* [DIRECTIONS] Return all the entries exactly, keeping pictures out.

* [PROVIDED RECORDS]

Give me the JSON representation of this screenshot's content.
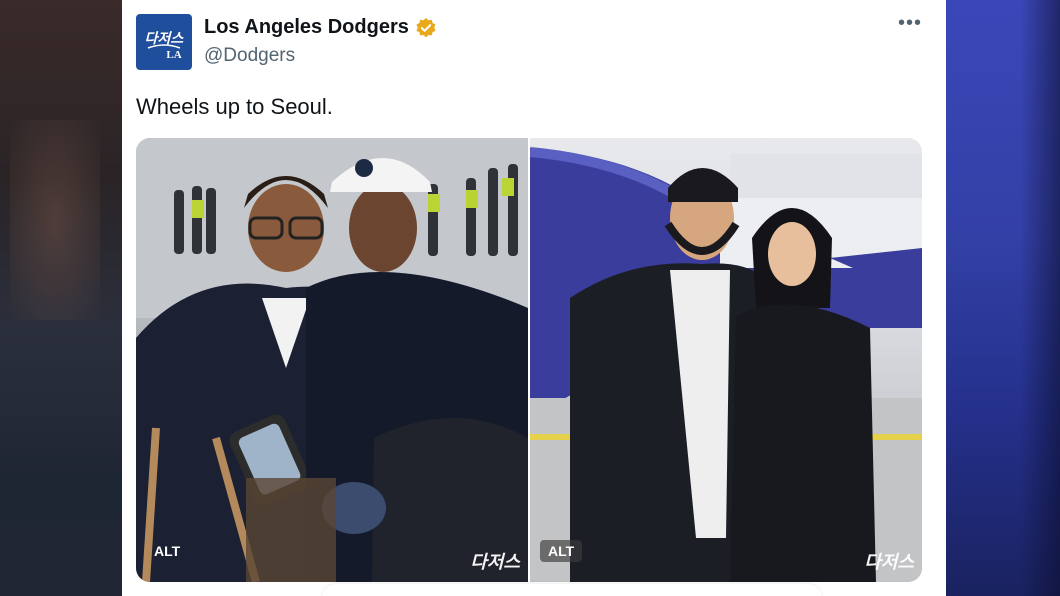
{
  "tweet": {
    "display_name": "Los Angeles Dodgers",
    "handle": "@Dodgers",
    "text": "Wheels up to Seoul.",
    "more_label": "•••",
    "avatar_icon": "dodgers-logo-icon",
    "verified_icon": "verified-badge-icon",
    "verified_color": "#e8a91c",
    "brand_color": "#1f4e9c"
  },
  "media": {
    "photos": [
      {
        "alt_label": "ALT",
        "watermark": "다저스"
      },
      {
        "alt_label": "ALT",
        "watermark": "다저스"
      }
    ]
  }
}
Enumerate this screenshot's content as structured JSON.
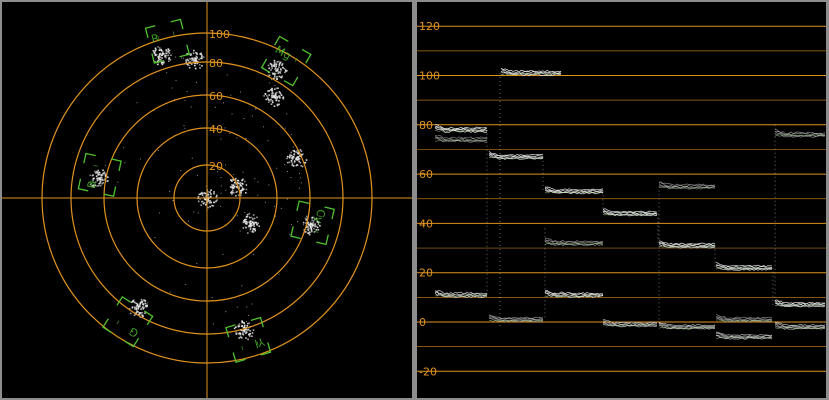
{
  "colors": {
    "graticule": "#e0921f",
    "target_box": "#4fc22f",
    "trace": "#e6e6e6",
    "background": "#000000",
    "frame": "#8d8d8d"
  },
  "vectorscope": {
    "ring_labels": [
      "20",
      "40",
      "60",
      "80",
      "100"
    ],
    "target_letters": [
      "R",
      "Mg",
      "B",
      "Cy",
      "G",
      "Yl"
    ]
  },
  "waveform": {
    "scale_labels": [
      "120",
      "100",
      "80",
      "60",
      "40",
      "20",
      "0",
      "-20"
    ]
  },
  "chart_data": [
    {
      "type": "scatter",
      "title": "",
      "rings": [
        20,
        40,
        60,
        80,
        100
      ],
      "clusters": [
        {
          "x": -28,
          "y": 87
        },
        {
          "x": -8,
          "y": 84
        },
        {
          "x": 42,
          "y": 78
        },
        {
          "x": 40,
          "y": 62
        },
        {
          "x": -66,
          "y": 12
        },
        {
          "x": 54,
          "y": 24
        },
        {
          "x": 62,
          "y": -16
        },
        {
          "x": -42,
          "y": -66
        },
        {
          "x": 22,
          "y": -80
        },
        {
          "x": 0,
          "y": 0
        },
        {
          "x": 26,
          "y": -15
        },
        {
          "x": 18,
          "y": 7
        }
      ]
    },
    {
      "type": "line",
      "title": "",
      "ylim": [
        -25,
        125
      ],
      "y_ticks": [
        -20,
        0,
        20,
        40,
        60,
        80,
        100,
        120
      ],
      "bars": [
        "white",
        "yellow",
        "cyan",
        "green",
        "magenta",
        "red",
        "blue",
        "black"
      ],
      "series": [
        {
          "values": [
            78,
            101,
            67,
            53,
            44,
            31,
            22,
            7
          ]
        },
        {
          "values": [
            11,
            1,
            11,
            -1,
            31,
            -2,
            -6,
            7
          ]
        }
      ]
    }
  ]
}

* [RESPONSE BELOW]
Give me the JSON representation of this screenshot's content.
{
  "tweet": {
    "display_name": "Los Angeles Dodgers",
    "handle": "@Dodgers",
    "text": "Wheels up to Seoul.",
    "more_label": "•••",
    "avatar_icon": "dodgers-logo-icon",
    "verified_icon": "verified-badge-icon",
    "verified_color": "#e8a91c",
    "brand_color": "#1f4e9c"
  },
  "media": {
    "photos": [
      {
        "alt_label": "ALT",
        "watermark": "다저스"
      },
      {
        "alt_label": "ALT",
        "watermark": "다저스"
      }
    ]
  }
}
Enumerate this screenshot's content as structured JSON.
{
  "colors": {
    "graticule": "#e0921f",
    "target_box": "#4fc22f",
    "trace": "#e6e6e6",
    "background": "#000000",
    "frame": "#8d8d8d"
  },
  "vectorscope": {
    "ring_labels": [
      "20",
      "40",
      "60",
      "80",
      "100"
    ],
    "target_letters": [
      "R",
      "Mg",
      "B",
      "Cy",
      "G",
      "Yl"
    ]
  },
  "waveform": {
    "scale_labels": [
      "120",
      "100",
      "80",
      "60",
      "40",
      "20",
      "0",
      "-20"
    ]
  },
  "chart_data": [
    {
      "type": "scatter",
      "title": "",
      "rings": [
        20,
        40,
        60,
        80,
        100
      ],
      "clusters": [
        {
          "x": -28,
          "y": 87
        },
        {
          "x": -8,
          "y": 84
        },
        {
          "x": 42,
          "y": 78
        },
        {
          "x": 40,
          "y": 62
        },
        {
          "x": -66,
          "y": 12
        },
        {
          "x": 54,
          "y": 24
        },
        {
          "x": 62,
          "y": -16
        },
        {
          "x": -42,
          "y": -66
        },
        {
          "x": 22,
          "y": -80
        },
        {
          "x": 0,
          "y": 0
        },
        {
          "x": 26,
          "y": -15
        },
        {
          "x": 18,
          "y": 7
        }
      ]
    },
    {
      "type": "line",
      "title": "",
      "ylim": [
        -25,
        125
      ],
      "y_ticks": [
        -20,
        0,
        20,
        40,
        60,
        80,
        100,
        120
      ],
      "bars": [
        "white",
        "yellow",
        "cyan",
        "green",
        "magenta",
        "red",
        "blue",
        "black"
      ],
      "series": [
        {
          "values": [
            78,
            101,
            67,
            53,
            44,
            31,
            22,
            7
          ]
        },
        {
          "values": [
            11,
            1,
            11,
            -1,
            31,
            -2,
            -6,
            7
          ]
        }
      ]
    }
  ]
}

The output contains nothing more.